[START DATA TO USE]

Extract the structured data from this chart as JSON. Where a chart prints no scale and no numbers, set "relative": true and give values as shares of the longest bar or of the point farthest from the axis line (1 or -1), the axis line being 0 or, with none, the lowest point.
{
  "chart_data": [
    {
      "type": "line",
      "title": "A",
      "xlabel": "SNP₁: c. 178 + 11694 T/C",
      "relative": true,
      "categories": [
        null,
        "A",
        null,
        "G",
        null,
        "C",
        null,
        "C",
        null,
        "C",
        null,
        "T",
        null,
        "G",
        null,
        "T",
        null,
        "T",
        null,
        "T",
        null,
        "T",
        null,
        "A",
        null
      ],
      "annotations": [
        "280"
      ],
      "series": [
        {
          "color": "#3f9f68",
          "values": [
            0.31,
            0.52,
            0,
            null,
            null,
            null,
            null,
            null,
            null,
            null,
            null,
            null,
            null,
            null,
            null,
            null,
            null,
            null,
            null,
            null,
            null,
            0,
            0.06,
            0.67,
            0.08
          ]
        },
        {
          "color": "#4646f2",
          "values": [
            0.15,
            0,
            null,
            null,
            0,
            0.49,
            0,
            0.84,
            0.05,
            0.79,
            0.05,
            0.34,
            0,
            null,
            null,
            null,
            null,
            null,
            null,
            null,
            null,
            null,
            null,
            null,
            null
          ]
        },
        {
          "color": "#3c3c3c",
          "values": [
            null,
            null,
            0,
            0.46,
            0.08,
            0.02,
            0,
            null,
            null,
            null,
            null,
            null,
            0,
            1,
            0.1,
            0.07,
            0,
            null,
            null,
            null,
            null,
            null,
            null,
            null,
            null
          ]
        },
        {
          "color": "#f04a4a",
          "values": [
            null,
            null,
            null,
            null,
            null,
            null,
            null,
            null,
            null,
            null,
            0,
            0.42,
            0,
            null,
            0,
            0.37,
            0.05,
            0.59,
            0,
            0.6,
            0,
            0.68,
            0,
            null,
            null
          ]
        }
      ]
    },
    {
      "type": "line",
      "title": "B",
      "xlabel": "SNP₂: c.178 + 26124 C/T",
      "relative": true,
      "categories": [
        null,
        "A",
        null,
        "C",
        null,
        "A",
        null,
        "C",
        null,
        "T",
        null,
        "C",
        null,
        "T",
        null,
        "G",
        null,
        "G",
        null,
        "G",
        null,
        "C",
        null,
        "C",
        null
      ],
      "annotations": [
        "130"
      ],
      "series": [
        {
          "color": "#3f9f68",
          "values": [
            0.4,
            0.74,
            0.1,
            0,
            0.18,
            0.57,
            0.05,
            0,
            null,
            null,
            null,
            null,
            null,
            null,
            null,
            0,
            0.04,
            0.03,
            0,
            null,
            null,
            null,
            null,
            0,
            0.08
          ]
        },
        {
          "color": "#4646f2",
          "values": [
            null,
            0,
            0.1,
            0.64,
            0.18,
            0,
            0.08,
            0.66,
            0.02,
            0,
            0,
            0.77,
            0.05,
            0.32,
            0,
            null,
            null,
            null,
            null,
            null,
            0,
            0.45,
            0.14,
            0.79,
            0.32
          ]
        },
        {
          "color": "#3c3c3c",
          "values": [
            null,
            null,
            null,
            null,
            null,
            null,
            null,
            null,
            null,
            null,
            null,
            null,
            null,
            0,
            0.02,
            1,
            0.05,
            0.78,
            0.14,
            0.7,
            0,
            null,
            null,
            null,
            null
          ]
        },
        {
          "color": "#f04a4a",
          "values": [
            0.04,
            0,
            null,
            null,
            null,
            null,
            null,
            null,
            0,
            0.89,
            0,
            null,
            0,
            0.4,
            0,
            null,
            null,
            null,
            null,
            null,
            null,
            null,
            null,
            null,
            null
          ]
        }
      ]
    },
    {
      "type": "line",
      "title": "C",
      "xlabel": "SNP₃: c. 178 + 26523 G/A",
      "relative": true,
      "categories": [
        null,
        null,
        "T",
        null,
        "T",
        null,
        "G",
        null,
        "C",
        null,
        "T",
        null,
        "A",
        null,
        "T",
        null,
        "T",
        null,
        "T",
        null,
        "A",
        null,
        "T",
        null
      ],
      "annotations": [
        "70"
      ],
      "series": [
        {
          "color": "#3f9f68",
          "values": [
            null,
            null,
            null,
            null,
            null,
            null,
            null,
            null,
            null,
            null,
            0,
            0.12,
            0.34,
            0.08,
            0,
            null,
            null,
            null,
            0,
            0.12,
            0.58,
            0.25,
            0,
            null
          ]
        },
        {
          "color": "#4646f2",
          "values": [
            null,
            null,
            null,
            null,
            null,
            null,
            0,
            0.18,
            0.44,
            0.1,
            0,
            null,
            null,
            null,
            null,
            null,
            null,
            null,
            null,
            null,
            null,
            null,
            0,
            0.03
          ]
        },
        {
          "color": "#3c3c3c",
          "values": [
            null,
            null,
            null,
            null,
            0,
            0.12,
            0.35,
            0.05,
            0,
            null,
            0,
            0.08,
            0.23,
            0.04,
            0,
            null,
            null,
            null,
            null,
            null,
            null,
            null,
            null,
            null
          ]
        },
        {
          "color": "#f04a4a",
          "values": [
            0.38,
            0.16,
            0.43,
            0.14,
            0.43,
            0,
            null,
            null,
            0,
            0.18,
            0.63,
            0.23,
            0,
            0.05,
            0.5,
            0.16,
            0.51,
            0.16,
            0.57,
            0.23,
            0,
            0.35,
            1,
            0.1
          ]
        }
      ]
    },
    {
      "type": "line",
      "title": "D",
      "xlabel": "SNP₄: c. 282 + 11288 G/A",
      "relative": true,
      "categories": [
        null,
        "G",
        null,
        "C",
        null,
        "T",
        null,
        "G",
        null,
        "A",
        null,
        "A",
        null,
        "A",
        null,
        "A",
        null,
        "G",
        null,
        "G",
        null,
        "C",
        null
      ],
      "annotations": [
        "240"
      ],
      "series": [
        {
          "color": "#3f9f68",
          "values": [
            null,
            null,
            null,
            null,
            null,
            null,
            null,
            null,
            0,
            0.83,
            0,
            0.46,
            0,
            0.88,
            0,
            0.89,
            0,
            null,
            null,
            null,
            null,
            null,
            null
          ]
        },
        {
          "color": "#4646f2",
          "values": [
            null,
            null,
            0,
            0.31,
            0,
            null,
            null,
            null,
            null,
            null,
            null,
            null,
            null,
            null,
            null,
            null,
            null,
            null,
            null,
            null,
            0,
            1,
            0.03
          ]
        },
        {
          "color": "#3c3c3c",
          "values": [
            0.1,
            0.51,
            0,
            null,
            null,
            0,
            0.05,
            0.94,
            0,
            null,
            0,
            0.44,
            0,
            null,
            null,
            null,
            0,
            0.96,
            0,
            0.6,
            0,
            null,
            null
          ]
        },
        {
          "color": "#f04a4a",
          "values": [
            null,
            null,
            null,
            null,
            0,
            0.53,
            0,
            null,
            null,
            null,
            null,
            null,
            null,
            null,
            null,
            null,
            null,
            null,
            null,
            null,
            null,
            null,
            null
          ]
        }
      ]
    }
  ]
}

[END DATA TO USE]

## GIVEN EXERCISE
Every line above should be printed again exactly as it stands.

## TASK OUTPUT
Extract the structured data from this chart as JSON. Where a chart prints no scale and no numbers, set "relative": true and give values as shares of the longest bar or of the point farthest from the axis line (1 or -1), the axis line being 0 or, with none, the lowest point.
{
  "chart_data": [
    {
      "type": "line",
      "title": "A",
      "xlabel": "SNP₁: c. 178 + 11694 T/C",
      "relative": true,
      "categories": [
        null,
        "A",
        null,
        "G",
        null,
        "C",
        null,
        "C",
        null,
        "C",
        null,
        "T",
        null,
        "G",
        null,
        "T",
        null,
        "T",
        null,
        "T",
        null,
        "T",
        null,
        "A",
        null
      ],
      "annotations": [
        "280"
      ],
      "series": [
        {
          "color": "#3f9f68",
          "values": [
            0.31,
            0.52,
            0,
            null,
            null,
            null,
            null,
            null,
            null,
            null,
            null,
            null,
            null,
            null,
            null,
            null,
            null,
            null,
            null,
            null,
            null,
            0,
            0.06,
            0.67,
            0.08
          ]
        },
        {
          "color": "#4646f2",
          "values": [
            0.15,
            0,
            null,
            null,
            0,
            0.49,
            0,
            0.84,
            0.05,
            0.79,
            0.05,
            0.34,
            0,
            null,
            null,
            null,
            null,
            null,
            null,
            null,
            null,
            null,
            null,
            null,
            null
          ]
        },
        {
          "color": "#3c3c3c",
          "values": [
            null,
            null,
            0,
            0.46,
            0.08,
            0.02,
            0,
            null,
            null,
            null,
            null,
            null,
            0,
            1,
            0.1,
            0.07,
            0,
            null,
            null,
            null,
            null,
            null,
            null,
            null,
            null
          ]
        },
        {
          "color": "#f04a4a",
          "values": [
            null,
            null,
            null,
            null,
            null,
            null,
            null,
            null,
            null,
            null,
            0,
            0.42,
            0,
            null,
            0,
            0.37,
            0.05,
            0.59,
            0,
            0.6,
            0,
            0.68,
            0,
            null,
            null
          ]
        }
      ]
    },
    {
      "type": "line",
      "title": "B",
      "xlabel": "SNP₂: c.178 + 26124 C/T",
      "relative": true,
      "categories": [
        null,
        "A",
        null,
        "C",
        null,
        "A",
        null,
        "C",
        null,
        "T",
        null,
        "C",
        null,
        "T",
        null,
        "G",
        null,
        "G",
        null,
        "G",
        null,
        "C",
        null,
        "C",
        null
      ],
      "annotations": [
        "130"
      ],
      "series": [
        {
          "color": "#3f9f68",
          "values": [
            0.4,
            0.74,
            0.1,
            0,
            0.18,
            0.57,
            0.05,
            0,
            null,
            null,
            null,
            null,
            null,
            null,
            null,
            0,
            0.04,
            0.03,
            0,
            null,
            null,
            null,
            null,
            0,
            0.08
          ]
        },
        {
          "color": "#4646f2",
          "values": [
            null,
            0,
            0.1,
            0.64,
            0.18,
            0,
            0.08,
            0.66,
            0.02,
            0,
            0,
            0.77,
            0.05,
            0.32,
            0,
            null,
            null,
            null,
            null,
            null,
            0,
            0.45,
            0.14,
            0.79,
            0.32
          ]
        },
        {
          "color": "#3c3c3c",
          "values": [
            null,
            null,
            null,
            null,
            null,
            null,
            null,
            null,
            null,
            null,
            null,
            null,
            null,
            0,
            0.02,
            1,
            0.05,
            0.78,
            0.14,
            0.7,
            0,
            null,
            null,
            null,
            null
          ]
        },
        {
          "color": "#f04a4a",
          "values": [
            0.04,
            0,
            null,
            null,
            null,
            null,
            null,
            null,
            0,
            0.89,
            0,
            null,
            0,
            0.4,
            0,
            null,
            null,
            null,
            null,
            null,
            null,
            null,
            null,
            null,
            null
          ]
        }
      ]
    },
    {
      "type": "line",
      "title": "C",
      "xlabel": "SNP₃: c. 178 + 26523 G/A",
      "relative": true,
      "categories": [
        null,
        null,
        "T",
        null,
        "T",
        null,
        "G",
        null,
        "C",
        null,
        "T",
        null,
        "A",
        null,
        "T",
        null,
        "T",
        null,
        "T",
        null,
        "A",
        null,
        "T",
        null
      ],
      "annotations": [
        "70"
      ],
      "series": [
        {
          "color": "#3f9f68",
          "values": [
            null,
            null,
            null,
            null,
            null,
            null,
            null,
            null,
            null,
            null,
            0,
            0.12,
            0.34,
            0.08,
            0,
            null,
            null,
            null,
            0,
            0.12,
            0.58,
            0.25,
            0,
            null
          ]
        },
        {
          "color": "#4646f2",
          "values": [
            null,
            null,
            null,
            null,
            null,
            null,
            0,
            0.18,
            0.44,
            0.1,
            0,
            null,
            null,
            null,
            null,
            null,
            null,
            null,
            null,
            null,
            null,
            null,
            0,
            0.03
          ]
        },
        {
          "color": "#3c3c3c",
          "values": [
            null,
            null,
            null,
            null,
            0,
            0.12,
            0.35,
            0.05,
            0,
            null,
            0,
            0.08,
            0.23,
            0.04,
            0,
            null,
            null,
            null,
            null,
            null,
            null,
            null,
            null,
            null
          ]
        },
        {
          "color": "#f04a4a",
          "values": [
            0.38,
            0.16,
            0.43,
            0.14,
            0.43,
            0,
            null,
            null,
            0,
            0.18,
            0.63,
            0.23,
            0,
            0.05,
            0.5,
            0.16,
            0.51,
            0.16,
            0.57,
            0.23,
            0,
            0.35,
            1,
            0.1
          ]
        }
      ]
    },
    {
      "type": "line",
      "title": "D",
      "xlabel": "SNP₄: c. 282 + 11288 G/A",
      "relative": true,
      "categories": [
        null,
        "G",
        null,
        "C",
        null,
        "T",
        null,
        "G",
        null,
        "A",
        null,
        "A",
        null,
        "A",
        null,
        "A",
        null,
        "G",
        null,
        "G",
        null,
        "C",
        null
      ],
      "annotations": [
        "240"
      ],
      "series": [
        {
          "color": "#3f9f68",
          "values": [
            null,
            null,
            null,
            null,
            null,
            null,
            null,
            null,
            0,
            0.83,
            0,
            0.46,
            0,
            0.88,
            0,
            0.89,
            0,
            null,
            null,
            null,
            null,
            null,
            null
          ]
        },
        {
          "color": "#4646f2",
          "values": [
            null,
            null,
            0,
            0.31,
            0,
            null,
            null,
            null,
            null,
            null,
            null,
            null,
            null,
            null,
            null,
            null,
            null,
            null,
            null,
            null,
            0,
            1,
            0.03
          ]
        },
        {
          "color": "#3c3c3c",
          "values": [
            0.1,
            0.51,
            0,
            null,
            null,
            0,
            0.05,
            0.94,
            0,
            null,
            0,
            0.44,
            0,
            null,
            null,
            null,
            0,
            0.96,
            0,
            0.6,
            0,
            null,
            null
          ]
        },
        {
          "color": "#f04a4a",
          "values": [
            null,
            null,
            null,
            null,
            0,
            0.53,
            0,
            null,
            null,
            null,
            null,
            null,
            null,
            null,
            null,
            null,
            null,
            null,
            null,
            null,
            null,
            null,
            null
          ]
        }
      ]
    }
  ]
}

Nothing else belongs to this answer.